- [Required task]: Provide only the number of lines in the data below that contain the word "HÀNH".

- [Source material]:
= = = = =

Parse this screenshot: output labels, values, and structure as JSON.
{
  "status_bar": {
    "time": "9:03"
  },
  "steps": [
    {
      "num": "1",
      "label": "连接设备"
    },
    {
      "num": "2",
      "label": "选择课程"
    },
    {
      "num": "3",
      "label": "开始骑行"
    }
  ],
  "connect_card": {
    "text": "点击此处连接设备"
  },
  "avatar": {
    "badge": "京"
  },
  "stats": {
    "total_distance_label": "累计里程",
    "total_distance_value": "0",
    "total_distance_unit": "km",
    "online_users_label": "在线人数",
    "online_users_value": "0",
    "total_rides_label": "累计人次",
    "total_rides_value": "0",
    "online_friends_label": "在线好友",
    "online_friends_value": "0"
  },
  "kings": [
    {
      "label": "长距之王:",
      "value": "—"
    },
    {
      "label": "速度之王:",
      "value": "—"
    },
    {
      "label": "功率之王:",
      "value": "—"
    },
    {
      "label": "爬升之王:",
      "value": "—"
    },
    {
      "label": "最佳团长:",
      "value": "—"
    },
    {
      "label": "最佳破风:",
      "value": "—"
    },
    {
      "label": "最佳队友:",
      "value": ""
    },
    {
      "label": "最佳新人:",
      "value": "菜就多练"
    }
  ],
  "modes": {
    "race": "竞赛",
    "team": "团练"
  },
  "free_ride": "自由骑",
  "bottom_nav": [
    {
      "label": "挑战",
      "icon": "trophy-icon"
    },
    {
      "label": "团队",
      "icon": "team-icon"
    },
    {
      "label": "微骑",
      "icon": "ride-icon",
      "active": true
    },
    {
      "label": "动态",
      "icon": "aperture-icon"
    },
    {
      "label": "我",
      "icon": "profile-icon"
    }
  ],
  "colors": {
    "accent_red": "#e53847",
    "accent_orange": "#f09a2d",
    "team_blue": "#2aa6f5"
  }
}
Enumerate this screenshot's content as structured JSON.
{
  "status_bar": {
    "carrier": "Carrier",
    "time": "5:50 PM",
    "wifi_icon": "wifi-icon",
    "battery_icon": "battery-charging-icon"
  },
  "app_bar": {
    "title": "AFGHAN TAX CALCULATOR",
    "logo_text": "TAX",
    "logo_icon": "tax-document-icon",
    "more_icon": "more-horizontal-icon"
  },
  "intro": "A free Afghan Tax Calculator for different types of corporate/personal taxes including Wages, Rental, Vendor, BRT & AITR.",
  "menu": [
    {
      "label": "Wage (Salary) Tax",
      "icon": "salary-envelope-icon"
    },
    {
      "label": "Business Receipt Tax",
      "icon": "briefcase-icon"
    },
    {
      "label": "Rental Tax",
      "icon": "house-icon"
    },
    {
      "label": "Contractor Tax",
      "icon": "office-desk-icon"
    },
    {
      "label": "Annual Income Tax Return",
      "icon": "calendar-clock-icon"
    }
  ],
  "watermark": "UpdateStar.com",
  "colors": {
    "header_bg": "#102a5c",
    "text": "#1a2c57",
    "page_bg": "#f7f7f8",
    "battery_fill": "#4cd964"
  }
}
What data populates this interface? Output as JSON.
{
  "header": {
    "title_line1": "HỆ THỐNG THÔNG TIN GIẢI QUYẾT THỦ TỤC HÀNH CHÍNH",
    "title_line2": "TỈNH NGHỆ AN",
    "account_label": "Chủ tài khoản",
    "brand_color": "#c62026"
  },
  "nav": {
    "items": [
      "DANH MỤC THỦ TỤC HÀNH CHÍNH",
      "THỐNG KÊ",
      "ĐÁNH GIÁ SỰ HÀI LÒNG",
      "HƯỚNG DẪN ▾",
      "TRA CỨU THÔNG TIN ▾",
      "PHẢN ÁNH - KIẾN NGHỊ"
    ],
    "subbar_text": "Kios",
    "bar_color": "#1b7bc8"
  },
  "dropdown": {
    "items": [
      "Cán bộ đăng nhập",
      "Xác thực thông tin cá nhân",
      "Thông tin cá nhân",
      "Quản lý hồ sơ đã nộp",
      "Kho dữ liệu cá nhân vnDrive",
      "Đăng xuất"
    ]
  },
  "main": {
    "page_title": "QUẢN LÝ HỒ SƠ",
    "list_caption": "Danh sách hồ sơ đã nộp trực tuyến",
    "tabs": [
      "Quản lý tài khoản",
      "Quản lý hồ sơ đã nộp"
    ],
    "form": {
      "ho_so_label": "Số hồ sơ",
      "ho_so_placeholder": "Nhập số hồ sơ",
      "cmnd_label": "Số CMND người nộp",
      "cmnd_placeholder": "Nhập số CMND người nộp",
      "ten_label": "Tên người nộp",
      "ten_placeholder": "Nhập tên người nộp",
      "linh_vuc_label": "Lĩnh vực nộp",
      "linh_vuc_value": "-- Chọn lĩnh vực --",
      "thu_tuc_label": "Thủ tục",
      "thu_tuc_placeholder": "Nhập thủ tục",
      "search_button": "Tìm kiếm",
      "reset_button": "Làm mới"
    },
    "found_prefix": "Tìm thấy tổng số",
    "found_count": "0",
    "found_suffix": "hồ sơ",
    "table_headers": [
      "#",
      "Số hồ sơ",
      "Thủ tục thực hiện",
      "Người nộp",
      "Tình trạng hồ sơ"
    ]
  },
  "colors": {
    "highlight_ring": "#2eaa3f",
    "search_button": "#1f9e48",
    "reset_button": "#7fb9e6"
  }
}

= = = = =

- [Reply to the task]: 2